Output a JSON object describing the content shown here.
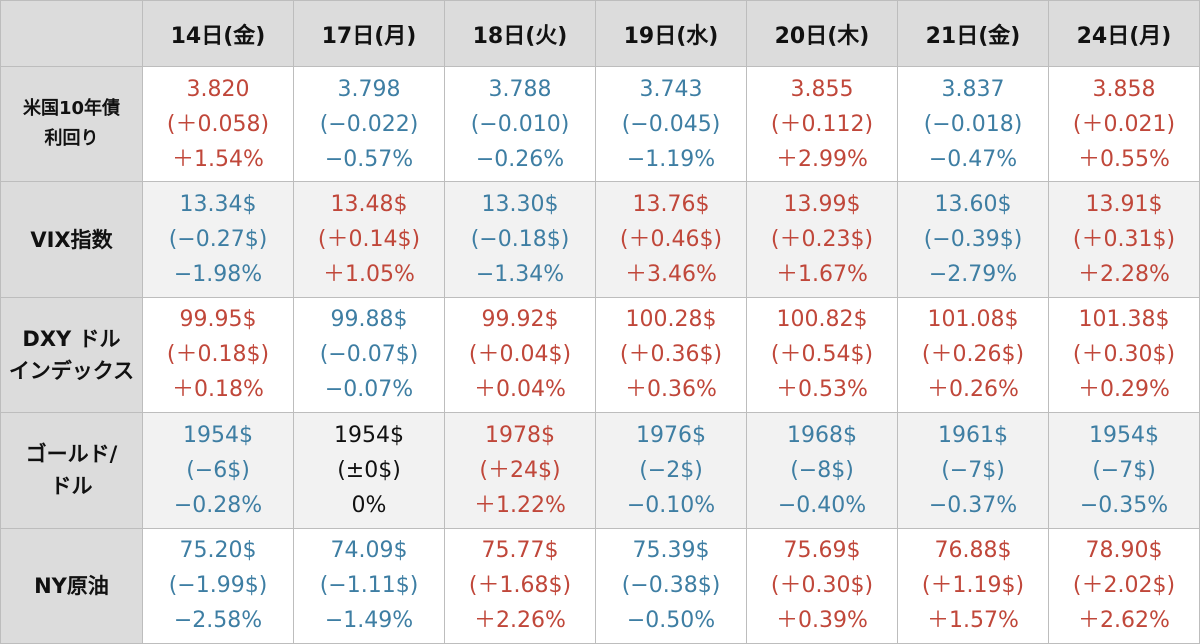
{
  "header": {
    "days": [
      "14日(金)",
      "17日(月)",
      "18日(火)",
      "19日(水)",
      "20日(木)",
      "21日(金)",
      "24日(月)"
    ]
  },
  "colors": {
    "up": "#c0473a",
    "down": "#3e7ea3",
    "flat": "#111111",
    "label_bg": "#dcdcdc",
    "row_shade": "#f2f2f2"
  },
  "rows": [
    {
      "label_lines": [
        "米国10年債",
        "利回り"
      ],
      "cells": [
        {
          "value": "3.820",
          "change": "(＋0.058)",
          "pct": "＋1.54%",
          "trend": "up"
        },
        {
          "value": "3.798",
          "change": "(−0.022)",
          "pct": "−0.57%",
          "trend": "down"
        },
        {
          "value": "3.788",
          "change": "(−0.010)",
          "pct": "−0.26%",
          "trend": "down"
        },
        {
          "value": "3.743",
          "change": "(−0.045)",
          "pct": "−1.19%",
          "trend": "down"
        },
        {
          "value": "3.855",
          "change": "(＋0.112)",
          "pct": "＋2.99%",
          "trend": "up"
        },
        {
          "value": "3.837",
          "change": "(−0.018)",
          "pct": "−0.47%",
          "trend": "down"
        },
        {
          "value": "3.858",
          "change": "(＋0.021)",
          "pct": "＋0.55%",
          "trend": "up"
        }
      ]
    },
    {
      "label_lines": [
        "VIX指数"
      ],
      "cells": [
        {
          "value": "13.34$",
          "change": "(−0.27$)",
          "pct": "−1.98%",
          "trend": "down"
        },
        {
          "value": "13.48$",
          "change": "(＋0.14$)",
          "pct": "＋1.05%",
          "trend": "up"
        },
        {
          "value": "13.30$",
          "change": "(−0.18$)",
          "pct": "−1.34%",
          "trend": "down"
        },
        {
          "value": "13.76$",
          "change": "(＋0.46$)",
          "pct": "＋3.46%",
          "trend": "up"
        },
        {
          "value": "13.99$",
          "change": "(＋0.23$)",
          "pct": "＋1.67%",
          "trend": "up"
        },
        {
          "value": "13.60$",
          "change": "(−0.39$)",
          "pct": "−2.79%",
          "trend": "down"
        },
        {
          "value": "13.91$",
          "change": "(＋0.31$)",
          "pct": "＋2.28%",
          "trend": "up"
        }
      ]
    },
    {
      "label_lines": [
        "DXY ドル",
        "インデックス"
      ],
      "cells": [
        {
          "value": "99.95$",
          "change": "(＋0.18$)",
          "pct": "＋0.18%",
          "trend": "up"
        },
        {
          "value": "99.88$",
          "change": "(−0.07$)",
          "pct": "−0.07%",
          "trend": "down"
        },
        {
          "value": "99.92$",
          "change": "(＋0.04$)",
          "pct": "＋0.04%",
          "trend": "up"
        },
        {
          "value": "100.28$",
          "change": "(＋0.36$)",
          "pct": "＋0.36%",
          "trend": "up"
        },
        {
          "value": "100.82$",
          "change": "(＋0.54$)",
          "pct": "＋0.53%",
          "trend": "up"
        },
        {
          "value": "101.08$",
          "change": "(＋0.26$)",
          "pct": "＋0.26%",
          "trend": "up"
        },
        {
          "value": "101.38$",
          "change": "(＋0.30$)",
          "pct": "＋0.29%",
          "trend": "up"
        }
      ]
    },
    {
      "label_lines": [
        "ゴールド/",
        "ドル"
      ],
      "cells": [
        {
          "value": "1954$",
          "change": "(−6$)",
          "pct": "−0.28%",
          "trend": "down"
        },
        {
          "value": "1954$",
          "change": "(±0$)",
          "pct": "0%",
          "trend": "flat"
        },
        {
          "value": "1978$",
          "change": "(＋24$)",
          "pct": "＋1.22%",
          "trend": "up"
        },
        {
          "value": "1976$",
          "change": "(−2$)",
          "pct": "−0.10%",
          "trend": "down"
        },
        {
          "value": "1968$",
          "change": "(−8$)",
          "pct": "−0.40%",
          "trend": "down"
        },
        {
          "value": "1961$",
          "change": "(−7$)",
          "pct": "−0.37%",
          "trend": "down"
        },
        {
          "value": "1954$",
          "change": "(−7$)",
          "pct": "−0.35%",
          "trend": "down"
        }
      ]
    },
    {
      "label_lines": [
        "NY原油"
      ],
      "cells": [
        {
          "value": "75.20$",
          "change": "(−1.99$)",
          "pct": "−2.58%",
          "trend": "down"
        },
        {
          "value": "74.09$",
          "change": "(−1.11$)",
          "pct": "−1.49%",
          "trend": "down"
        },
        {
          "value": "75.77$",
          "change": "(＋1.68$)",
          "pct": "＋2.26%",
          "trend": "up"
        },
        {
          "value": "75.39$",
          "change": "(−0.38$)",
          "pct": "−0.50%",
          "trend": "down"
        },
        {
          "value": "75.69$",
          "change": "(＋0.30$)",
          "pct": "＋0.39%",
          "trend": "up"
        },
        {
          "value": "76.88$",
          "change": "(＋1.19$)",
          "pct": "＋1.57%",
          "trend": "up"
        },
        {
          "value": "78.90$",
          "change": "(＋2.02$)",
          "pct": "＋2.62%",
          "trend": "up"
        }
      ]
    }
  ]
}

○ ○ ○

[WRITTEN EXERCISE]
From start to finish, output the listing exactly, but omit its pictures.

[RESULT]
Output a JSON object describing the content shown here.
{
  "header": {
    "days": [
      "14日(金)",
      "17日(月)",
      "18日(火)",
      "19日(水)",
      "20日(木)",
      "21日(金)",
      "24日(月)"
    ]
  },
  "colors": {
    "up": "#c0473a",
    "down": "#3e7ea3",
    "flat": "#111111",
    "label_bg": "#dcdcdc",
    "row_shade": "#f2f2f2"
  },
  "rows": [
    {
      "label_lines": [
        "米国10年債",
        "利回り"
      ],
      "cells": [
        {
          "value": "3.820",
          "change": "(＋0.058)",
          "pct": "＋1.54%",
          "trend": "up"
        },
        {
          "value": "3.798",
          "change": "(−0.022)",
          "pct": "−0.57%",
          "trend": "down"
        },
        {
          "value": "3.788",
          "change": "(−0.010)",
          "pct": "−0.26%",
          "trend": "down"
        },
        {
          "value": "3.743",
          "change": "(−0.045)",
          "pct": "−1.19%",
          "trend": "down"
        },
        {
          "value": "3.855",
          "change": "(＋0.112)",
          "pct": "＋2.99%",
          "trend": "up"
        },
        {
          "value": "3.837",
          "change": "(−0.018)",
          "pct": "−0.47%",
          "trend": "down"
        },
        {
          "value": "3.858",
          "change": "(＋0.021)",
          "pct": "＋0.55%",
          "trend": "up"
        }
      ]
    },
    {
      "label_lines": [
        "VIX指数"
      ],
      "cells": [
        {
          "value": "13.34$",
          "change": "(−0.27$)",
          "pct": "−1.98%",
          "trend": "down"
        },
        {
          "value": "13.48$",
          "change": "(＋0.14$)",
          "pct": "＋1.05%",
          "trend": "up"
        },
        {
          "value": "13.30$",
          "change": "(−0.18$)",
          "pct": "−1.34%",
          "trend": "down"
        },
        {
          "value": "13.76$",
          "change": "(＋0.46$)",
          "pct": "＋3.46%",
          "trend": "up"
        },
        {
          "value": "13.99$",
          "change": "(＋0.23$)",
          "pct": "＋1.67%",
          "trend": "up"
        },
        {
          "value": "13.60$",
          "change": "(−0.39$)",
          "pct": "−2.79%",
          "trend": "down"
        },
        {
          "value": "13.91$",
          "change": "(＋0.31$)",
          "pct": "＋2.28%",
          "trend": "up"
        }
      ]
    },
    {
      "label_lines": [
        "DXY ドル",
        "インデックス"
      ],
      "cells": [
        {
          "value": "99.95$",
          "change": "(＋0.18$)",
          "pct": "＋0.18%",
          "trend": "up"
        },
        {
          "value": "99.88$",
          "change": "(−0.07$)",
          "pct": "−0.07%",
          "trend": "down"
        },
        {
          "value": "99.92$",
          "change": "(＋0.04$)",
          "pct": "＋0.04%",
          "trend": "up"
        },
        {
          "value": "100.28$",
          "change": "(＋0.36$)",
          "pct": "＋0.36%",
          "trend": "up"
        },
        {
          "value": "100.82$",
          "change": "(＋0.54$)",
          "pct": "＋0.53%",
          "trend": "up"
        },
        {
          "value": "101.08$",
          "change": "(＋0.26$)",
          "pct": "＋0.26%",
          "trend": "up"
        },
        {
          "value": "101.38$",
          "change": "(＋0.30$)",
          "pct": "＋0.29%",
          "trend": "up"
        }
      ]
    },
    {
      "label_lines": [
        "ゴールド/",
        "ドル"
      ],
      "cells": [
        {
          "value": "1954$",
          "change": "(−6$)",
          "pct": "−0.28%",
          "trend": "down"
        },
        {
          "value": "1954$",
          "change": "(±0$)",
          "pct": "0%",
          "trend": "flat"
        },
        {
          "value": "1978$",
          "change": "(＋24$)",
          "pct": "＋1.22%",
          "trend": "up"
        },
        {
          "value": "1976$",
          "change": "(−2$)",
          "pct": "−0.10%",
          "trend": "down"
        },
        {
          "value": "1968$",
          "change": "(−8$)",
          "pct": "−0.40%",
          "trend": "down"
        },
        {
          "value": "1961$",
          "change": "(−7$)",
          "pct": "−0.37%",
          "trend": "down"
        },
        {
          "value": "1954$",
          "change": "(−7$)",
          "pct": "−0.35%",
          "trend": "down"
        }
      ]
    },
    {
      "label_lines": [
        "NY原油"
      ],
      "cells": [
        {
          "value": "75.20$",
          "change": "(−1.99$)",
          "pct": "−2.58%",
          "trend": "down"
        },
        {
          "value": "74.09$",
          "change": "(−1.11$)",
          "pct": "−1.49%",
          "trend": "down"
        },
        {
          "value": "75.77$",
          "change": "(＋1.68$)",
          "pct": "＋2.26%",
          "trend": "up"
        },
        {
          "value": "75.39$",
          "change": "(−0.38$)",
          "pct": "−0.50%",
          "trend": "down"
        },
        {
          "value": "75.69$",
          "change": "(＋0.30$)",
          "pct": "＋0.39%",
          "trend": "up"
        },
        {
          "value": "76.88$",
          "change": "(＋1.19$)",
          "pct": "＋1.57%",
          "trend": "up"
        },
        {
          "value": "78.90$",
          "change": "(＋2.02$)",
          "pct": "＋2.62%",
          "trend": "up"
        }
      ]
    }
  ]
}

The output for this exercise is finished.